Exercise goal:
Please transcribe the records precisely; pictures stay out of your copy.

Excerpted records:
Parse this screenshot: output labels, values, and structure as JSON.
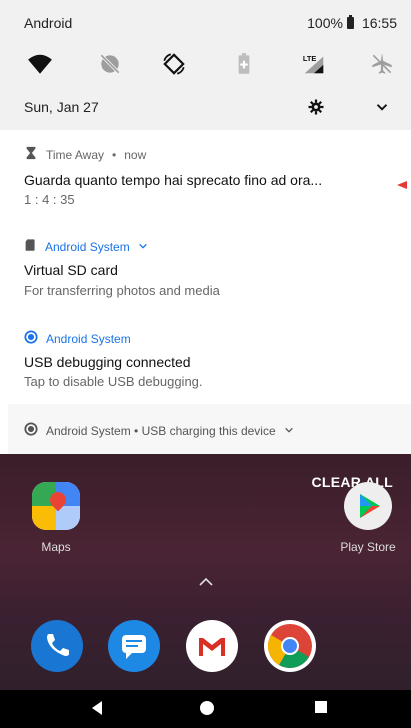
{
  "status_bar": {
    "carrier": "Android",
    "battery": "100%",
    "time": "16:55"
  },
  "quick_settings": {
    "tiles": [
      {
        "name": "wifi-icon"
      },
      {
        "name": "do-not-disturb-off-icon"
      },
      {
        "name": "auto-rotate-icon"
      },
      {
        "name": "battery-saver-icon"
      },
      {
        "name": "lte-signal-icon",
        "label": "LTE"
      },
      {
        "name": "airplane-mode-icon"
      }
    ],
    "date": "Sun, Jan 27"
  },
  "notifications": [
    {
      "app": "Time Away",
      "time": "now",
      "title": "Guarda quanto tempo hai sprecato fino ad ora...",
      "body": "1 : 4 : 35"
    },
    {
      "app": "Android System",
      "title": "Virtual SD card",
      "body": "For transferring photos and media"
    },
    {
      "app": "Android System",
      "title": "USB debugging connected",
      "body": "Tap to disable USB debugging."
    }
  ],
  "collapsed_notification": {
    "text": "Android System • USB charging this device"
  },
  "home": {
    "clear_all": "CLEAR ALL",
    "apps": [
      {
        "label": "Maps"
      },
      {
        "label": "Play Store"
      }
    ],
    "dock": [
      "Phone",
      "Messages",
      "Gmail",
      "Chrome"
    ]
  },
  "colors": {
    "accent_blue": "#1a73e8",
    "red_arrow": "#e53935"
  }
}
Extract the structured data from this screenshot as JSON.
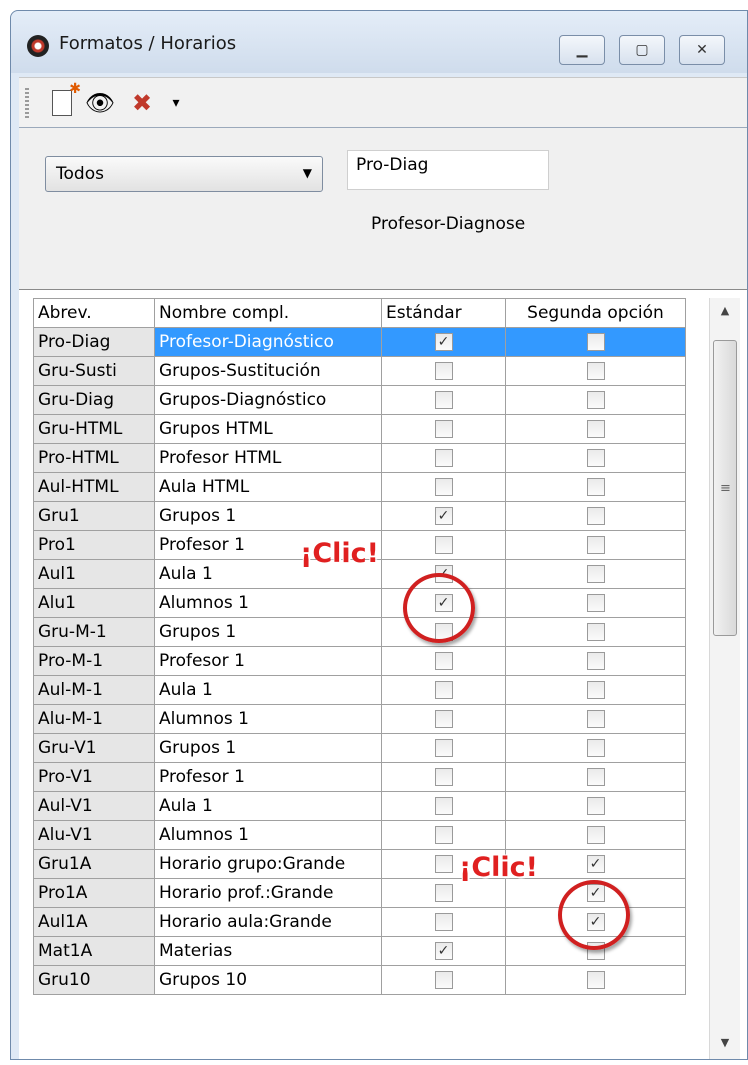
{
  "window": {
    "title": "Formatos / Horarios"
  },
  "toolbar": {
    "new_icon": "new-document-icon",
    "view_icon": "eye-icon",
    "delete_icon": "delete-x-icon",
    "drop_icon": "dropdown-arrow-icon"
  },
  "panel": {
    "filter_value": "Todos",
    "abrev_value": "Pro-Diag",
    "description": "Profesor-Diagnose"
  },
  "table": {
    "headers": [
      "Abrev.",
      "Nombre compl.",
      "Estándar",
      "Segunda opción"
    ],
    "rows": [
      {
        "abrev": "Pro-Diag",
        "nombre": "Profesor-Diagnóstico",
        "est": true,
        "seg": false,
        "selected": true
      },
      {
        "abrev": "Gru-Susti",
        "nombre": "Grupos-Sustitución",
        "est": false,
        "seg": false
      },
      {
        "abrev": "Gru-Diag",
        "nombre": "Grupos-Diagnóstico",
        "est": false,
        "seg": false
      },
      {
        "abrev": "Gru-HTML",
        "nombre": "Grupos HTML",
        "est": false,
        "seg": false
      },
      {
        "abrev": "Pro-HTML",
        "nombre": "Profesor HTML",
        "est": false,
        "seg": false
      },
      {
        "abrev": "Aul-HTML",
        "nombre": "Aula HTML",
        "est": false,
        "seg": false
      },
      {
        "abrev": "Gru1",
        "nombre": "Grupos 1",
        "est": true,
        "seg": false
      },
      {
        "abrev": "Pro1",
        "nombre": "Profesor 1",
        "est": false,
        "seg": false
      },
      {
        "abrev": "Aul1",
        "nombre": "Aula 1",
        "est": true,
        "seg": false
      },
      {
        "abrev": "Alu1",
        "nombre": "Alumnos 1",
        "est": true,
        "seg": false
      },
      {
        "abrev": "Gru-M-1",
        "nombre": "Grupos 1",
        "est": false,
        "seg": false
      },
      {
        "abrev": "Pro-M-1",
        "nombre": "Profesor 1",
        "est": false,
        "seg": false
      },
      {
        "abrev": "Aul-M-1",
        "nombre": "Aula 1",
        "est": false,
        "seg": false
      },
      {
        "abrev": "Alu-M-1",
        "nombre": "Alumnos 1",
        "est": false,
        "seg": false
      },
      {
        "abrev": "Gru-V1",
        "nombre": "Grupos 1",
        "est": false,
        "seg": false
      },
      {
        "abrev": "Pro-V1",
        "nombre": "Profesor 1",
        "est": false,
        "seg": false
      },
      {
        "abrev": "Aul-V1",
        "nombre": "Aula 1",
        "est": false,
        "seg": false
      },
      {
        "abrev": "Alu-V1",
        "nombre": "Alumnos 1",
        "est": false,
        "seg": false
      },
      {
        "abrev": "Gru1A",
        "nombre": "Horario grupo:Grande",
        "est": false,
        "seg": true
      },
      {
        "abrev": "Pro1A",
        "nombre": "Horario prof.:Grande",
        "est": false,
        "seg": true
      },
      {
        "abrev": "Aul1A",
        "nombre": "Horario aula:Grande",
        "est": false,
        "seg": true
      },
      {
        "abrev": "Mat1A",
        "nombre": "Materias",
        "est": true,
        "seg": false
      },
      {
        "abrev": "Gru10",
        "nombre": "Grupos 10",
        "est": false,
        "seg": false
      }
    ]
  },
  "annotations": {
    "click_label_1": "¡Clic!",
    "click_label_2": "¡Clic!"
  },
  "colors": {
    "selection": "#3399ff",
    "annotation": "#d02020"
  }
}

The reply:
Parse this screenshot: output labels, values, and structure as JSON.
{
  "status_bar": {
    "carrier": "Android",
    "battery": "100%",
    "time": "16:55"
  },
  "quick_settings": {
    "tiles": [
      {
        "name": "wifi-icon"
      },
      {
        "name": "do-not-disturb-off-icon"
      },
      {
        "name": "auto-rotate-icon"
      },
      {
        "name": "battery-saver-icon"
      },
      {
        "name": "lte-signal-icon",
        "label": "LTE"
      },
      {
        "name": "airplane-mode-icon"
      }
    ],
    "date": "Sun, Jan 27"
  },
  "notifications": [
    {
      "app": "Time Away",
      "time": "now",
      "title": "Guarda quanto tempo hai sprecato fino ad ora...",
      "body": "1 : 4 : 35"
    },
    {
      "app": "Android System",
      "title": "Virtual SD card",
      "body": "For transferring photos and media"
    },
    {
      "app": "Android System",
      "title": "USB debugging connected",
      "body": "Tap to disable USB debugging."
    }
  ],
  "collapsed_notification": {
    "text": "Android System • USB charging this device"
  },
  "home": {
    "clear_all": "CLEAR ALL",
    "apps": [
      {
        "label": "Maps"
      },
      {
        "label": "Play Store"
      }
    ],
    "dock": [
      "Phone",
      "Messages",
      "Gmail",
      "Chrome"
    ]
  },
  "colors": {
    "accent_blue": "#1a73e8",
    "red_arrow": "#e53935"
  }
}
Extract the structured data from this screenshot as JSON.
{
  "window": {
    "title": "Formatos / Horarios"
  },
  "toolbar": {
    "new_icon": "new-document-icon",
    "view_icon": "eye-icon",
    "delete_icon": "delete-x-icon",
    "drop_icon": "dropdown-arrow-icon"
  },
  "panel": {
    "filter_value": "Todos",
    "abrev_value": "Pro-Diag",
    "description": "Profesor-Diagnose"
  },
  "table": {
    "headers": [
      "Abrev.",
      "Nombre compl.",
      "Estándar",
      "Segunda opción"
    ],
    "rows": [
      {
        "abrev": "Pro-Diag",
        "nombre": "Profesor-Diagnóstico",
        "est": true,
        "seg": false,
        "selected": true
      },
      {
        "abrev": "Gru-Susti",
        "nombre": "Grupos-Sustitución",
        "est": false,
        "seg": false
      },
      {
        "abrev": "Gru-Diag",
        "nombre": "Grupos-Diagnóstico",
        "est": false,
        "seg": false
      },
      {
        "abrev": "Gru-HTML",
        "nombre": "Grupos HTML",
        "est": false,
        "seg": false
      },
      {
        "abrev": "Pro-HTML",
        "nombre": "Profesor HTML",
        "est": false,
        "seg": false
      },
      {
        "abrev": "Aul-HTML",
        "nombre": "Aula HTML",
        "est": false,
        "seg": false
      },
      {
        "abrev": "Gru1",
        "nombre": "Grupos 1",
        "est": true,
        "seg": false
      },
      {
        "abrev": "Pro1",
        "nombre": "Profesor 1",
        "est": false,
        "seg": false
      },
      {
        "abrev": "Aul1",
        "nombre": "Aula 1",
        "est": true,
        "seg": false
      },
      {
        "abrev": "Alu1",
        "nombre": "Alumnos 1",
        "est": true,
        "seg": false
      },
      {
        "abrev": "Gru-M-1",
        "nombre": "Grupos 1",
        "est": false,
        "seg": false
      },
      {
        "abrev": "Pro-M-1",
        "nombre": "Profesor 1",
        "est": false,
        "seg": false
      },
      {
        "abrev": "Aul-M-1",
        "nombre": "Aula 1",
        "est": false,
        "seg": false
      },
      {
        "abrev": "Alu-M-1",
        "nombre": "Alumnos 1",
        "est": false,
        "seg": false
      },
      {
        "abrev": "Gru-V1",
        "nombre": "Grupos 1",
        "est": false,
        "seg": false
      },
      {
        "abrev": "Pro-V1",
        "nombre": "Profesor 1",
        "est": false,
        "seg": false
      },
      {
        "abrev": "Aul-V1",
        "nombre": "Aula 1",
        "est": false,
        "seg": false
      },
      {
        "abrev": "Alu-V1",
        "nombre": "Alumnos 1",
        "est": false,
        "seg": false
      },
      {
        "abrev": "Gru1A",
        "nombre": "Horario grupo:Grande",
        "est": false,
        "seg": true
      },
      {
        "abrev": "Pro1A",
        "nombre": "Horario prof.:Grande",
        "est": false,
        "seg": true
      },
      {
        "abrev": "Aul1A",
        "nombre": "Horario aula:Grande",
        "est": false,
        "seg": true
      },
      {
        "abrev": "Mat1A",
        "nombre": "Materias",
        "est": true,
        "seg": false
      },
      {
        "abrev": "Gru10",
        "nombre": "Grupos 10",
        "est": false,
        "seg": false
      }
    ]
  },
  "annotations": {
    "click_label_1": "¡Clic!",
    "click_label_2": "¡Clic!"
  },
  "colors": {
    "selection": "#3399ff",
    "annotation": "#d02020"
  }
}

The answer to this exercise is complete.